------ Input for this task ------
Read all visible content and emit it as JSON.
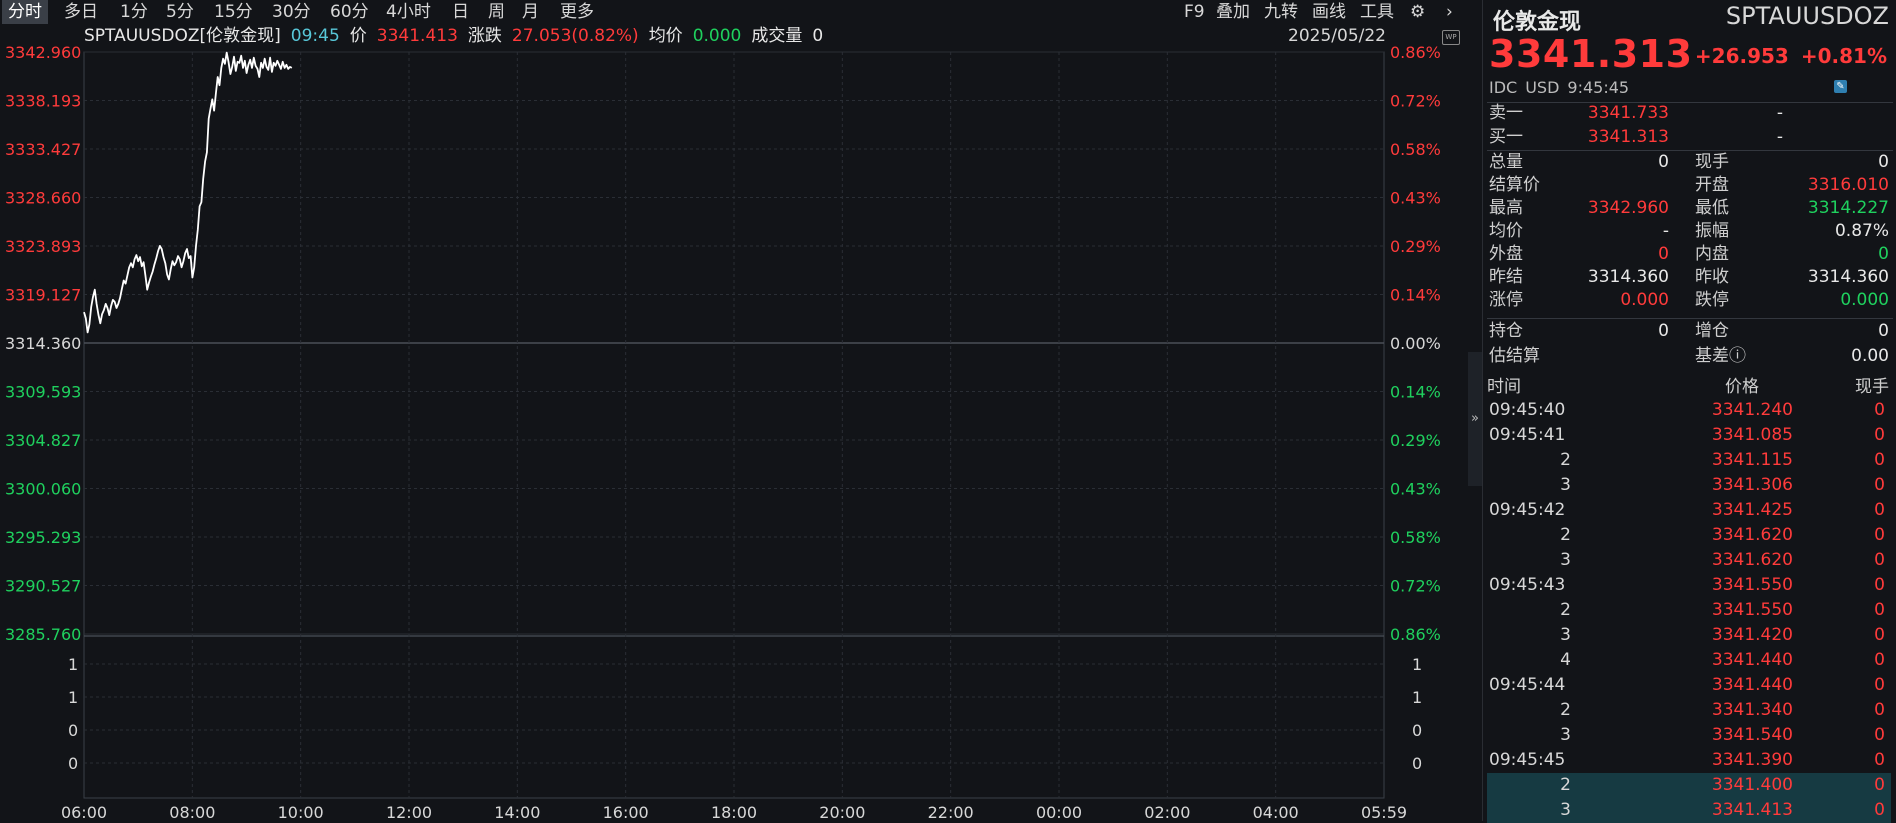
{
  "toolbar": {
    "periods": [
      "分时",
      "多日",
      "1分",
      "5分",
      "15分",
      "30分",
      "60分",
      "4小时",
      "日",
      "周",
      "月",
      "更多"
    ],
    "active": "分时",
    "right_items": [
      "F9",
      "叠加",
      "九转",
      "画线",
      "工具"
    ]
  },
  "infobar": {
    "symbol": "SPTAUUSDOZ[伦敦金现]",
    "time": "09:45",
    "price_label": "价",
    "price": "3341.413",
    "change_label": "涨跌",
    "change": "27.053(0.82%)",
    "avg_label": "均价",
    "avg": "0.000",
    "vol_label": "成交量",
    "vol": "0",
    "date": "2025/05/22"
  },
  "chart_data": {
    "type": "line",
    "y_labels_left": [
      "3342.960",
      "3338.193",
      "3333.427",
      "3328.660",
      "3323.893",
      "3319.127",
      "3314.360",
      "3309.593",
      "3304.827",
      "3300.060",
      "3295.293",
      "3290.527",
      "3285.760"
    ],
    "y_labels_right": [
      "0.86%",
      "0.72%",
      "0.58%",
      "0.43%",
      "0.29%",
      "0.14%",
      "0.00%",
      "0.14%",
      "0.29%",
      "0.43%",
      "0.58%",
      "0.72%",
      "0.86%"
    ],
    "ylim": [
      3285.76,
      3342.96
    ],
    "prev_close": 3314.36,
    "volume_labels": [
      "1",
      "1",
      "0",
      "0"
    ],
    "x_labels": [
      "06:00",
      "08:00",
      "10:00",
      "12:00",
      "14:00",
      "16:00",
      "18:00",
      "20:00",
      "22:00",
      "00:00",
      "02:00",
      "04:00",
      "05:59"
    ],
    "x_range_minutes": [
      0,
      1439
    ],
    "series": [
      {
        "points_minutes": [
          0,
          2,
          4,
          6,
          8,
          10,
          12,
          14,
          16,
          18,
          20,
          22,
          24,
          26,
          28,
          30,
          32,
          34,
          36,
          38,
          40,
          42,
          44,
          46,
          48,
          50,
          52,
          54,
          56,
          58,
          60,
          62,
          64,
          66,
          68,
          70,
          72,
          74,
          76,
          78,
          80,
          82,
          84,
          86,
          88,
          90,
          92,
          94,
          96,
          98,
          100,
          102,
          104,
          106,
          108,
          110,
          112,
          114,
          116,
          118,
          120,
          122,
          124,
          126,
          128,
          130,
          132,
          134,
          136,
          138,
          140,
          142,
          144,
          146,
          148,
          150,
          152,
          154,
          156,
          158,
          160,
          162,
          164,
          166,
          168,
          170,
          172,
          174,
          176,
          178,
          180,
          182,
          184,
          186,
          188,
          190,
          192,
          194,
          196,
          198,
          200,
          202,
          204,
          206,
          208,
          210,
          212,
          214,
          216,
          218,
          220,
          222,
          224,
          226,
          228,
          230
        ],
        "values": [
          3317.4,
          3316.8,
          3315.4,
          3316.2,
          3317.9,
          3318.9,
          3319.6,
          3318.2,
          3317.1,
          3316.3,
          3317.2,
          3317.6,
          3318.2,
          3317.8,
          3317.1,
          3318.0,
          3318.6,
          3318.4,
          3317.8,
          3318.2,
          3318.8,
          3319.7,
          3320.5,
          3320.2,
          3321.0,
          3321.8,
          3322.2,
          3321.8,
          3322.6,
          3323.0,
          3322.4,
          3322.8,
          3321.9,
          3322.3,
          3321.0,
          3319.6,
          3320.3,
          3320.9,
          3321.4,
          3322.1,
          3322.7,
          3323.4,
          3323.9,
          3323.6,
          3322.8,
          3322.2,
          3321.1,
          3320.6,
          3321.6,
          3322.4,
          3322.0,
          3322.3,
          3322.9,
          3322.6,
          3321.8,
          3322.4,
          3323.2,
          3323.6,
          3322.7,
          3322.9,
          3320.8,
          3321.8,
          3323.9,
          3325.5,
          3327.8,
          3328.2,
          3330.5,
          3332.2,
          3333.1,
          3336.4,
          3337.4,
          3338.3,
          3337.2,
          3338.9,
          3340.5,
          3339.7,
          3341.4,
          3342.3,
          3341.8,
          3342.9,
          3342.0,
          3340.8,
          3341.5,
          3342.5,
          3341.1,
          3342.0,
          3341.9,
          3342.6,
          3341.4,
          3342.1,
          3340.9,
          3341.7,
          3342.2,
          3341.4,
          3342.4,
          3341.6,
          3341.3,
          3340.5,
          3341.9,
          3341.4,
          3342.3,
          3341.5,
          3341.2,
          3342.4,
          3341.0,
          3341.9,
          3341.6,
          3342.1,
          3341.7,
          3341.3,
          3342.0,
          3341.4,
          3341.7,
          3341.3,
          3341.5,
          3341.4
        ]
      }
    ]
  },
  "panel": {
    "name": "伦敦金现",
    "code": "SPTAUUSDOZ",
    "price": "3341.313",
    "change": "+26.953",
    "change_pct": "+0.81%",
    "meta": [
      "IDC",
      "USD",
      "9:45:45"
    ],
    "sell1_label": "卖一",
    "sell1_price": "3341.733",
    "sell1_vol": "-",
    "buy1_label": "买一",
    "buy1_price": "3341.313",
    "buy1_vol": "-",
    "stats": [
      {
        "l1": "总量",
        "v1": "0",
        "c1": "white",
        "l2": "现手",
        "v2": "0",
        "c2": "white"
      },
      {
        "l1": "结算价",
        "v1": "",
        "c1": "white",
        "l2": "开盘",
        "v2": "3316.010",
        "c2": "red"
      },
      {
        "l1": "最高",
        "v1": "3342.960",
        "c1": "red",
        "l2": "最低",
        "v2": "3314.227",
        "c2": "green"
      },
      {
        "l1": "均价",
        "v1": "-",
        "c1": "white",
        "l2": "振幅",
        "v2": "0.87%",
        "c2": "white"
      },
      {
        "l1": "外盘",
        "v1": "0",
        "c1": "red",
        "l2": "内盘",
        "v2": "0",
        "c2": "green"
      },
      {
        "l1": "昨结",
        "v1": "3314.360",
        "c1": "white",
        "l2": "昨收",
        "v2": "3314.360",
        "c2": "white"
      },
      {
        "l1": "涨停",
        "v1": "0.000",
        "c1": "red",
        "l2": "跌停",
        "v2": "0.000",
        "c2": "green"
      }
    ],
    "stats2": [
      {
        "l1": "持仓",
        "v1": "0",
        "l2": "增仓",
        "v2": "0"
      },
      {
        "l1": "估结算",
        "v1": "",
        "l2": "基差ⓘ",
        "v2": "0.00"
      }
    ],
    "ticks_header": {
      "time": "时间",
      "price": "价格",
      "vol": "现手"
    },
    "ticks": [
      {
        "time": "09:45:40",
        "price": "3341.240",
        "vol": "0",
        "sub": false,
        "hl": false
      },
      {
        "time": "09:45:41",
        "price": "3341.085",
        "vol": "0",
        "sub": false,
        "hl": false
      },
      {
        "time": "2",
        "price": "3341.115",
        "vol": "0",
        "sub": true,
        "hl": false
      },
      {
        "time": "3",
        "price": "3341.306",
        "vol": "0",
        "sub": true,
        "hl": false
      },
      {
        "time": "09:45:42",
        "price": "3341.425",
        "vol": "0",
        "sub": false,
        "hl": false
      },
      {
        "time": "2",
        "price": "3341.620",
        "vol": "0",
        "sub": true,
        "hl": false
      },
      {
        "time": "3",
        "price": "3341.620",
        "vol": "0",
        "sub": true,
        "hl": false
      },
      {
        "time": "09:45:43",
        "price": "3341.550",
        "vol": "0",
        "sub": false,
        "hl": false
      },
      {
        "time": "2",
        "price": "3341.550",
        "vol": "0",
        "sub": true,
        "hl": false
      },
      {
        "time": "3",
        "price": "3341.420",
        "vol": "0",
        "sub": true,
        "hl": false
      },
      {
        "time": "4",
        "price": "3341.440",
        "vol": "0",
        "sub": true,
        "hl": false
      },
      {
        "time": "09:45:44",
        "price": "3341.440",
        "vol": "0",
        "sub": false,
        "hl": false
      },
      {
        "time": "2",
        "price": "3341.340",
        "vol": "0",
        "sub": true,
        "hl": false
      },
      {
        "time": "3",
        "price": "3341.540",
        "vol": "0",
        "sub": true,
        "hl": false
      },
      {
        "time": "09:45:45",
        "price": "3341.390",
        "vol": "0",
        "sub": false,
        "hl": false
      },
      {
        "time": "2",
        "price": "3341.400",
        "vol": "0",
        "sub": true,
        "hl": true
      },
      {
        "time": "3",
        "price": "3341.413",
        "vol": "0",
        "sub": true,
        "hl": true
      }
    ]
  },
  "colors": {
    "up": "#ff3b3b",
    "down": "#1fd15e",
    "line": "#ffffff",
    "grid": "#2a2e35",
    "axis": "#3a3f47"
  },
  "icons": {
    "settings": "gear-icon",
    "next": "chevron-right-icon",
    "collapse": "double-chevron-icon",
    "edit": "edit-icon",
    "wp": "wp-icon"
  }
}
------
→ What you will do
Go through the listing above and locate each line that holds the word "SPTAUUSDOZ". Copy those lines.

→ Complete response
    "symbol": "SPTAUUSDOZ[伦敦金现]",
    "code": "SPTAUUSDOZ",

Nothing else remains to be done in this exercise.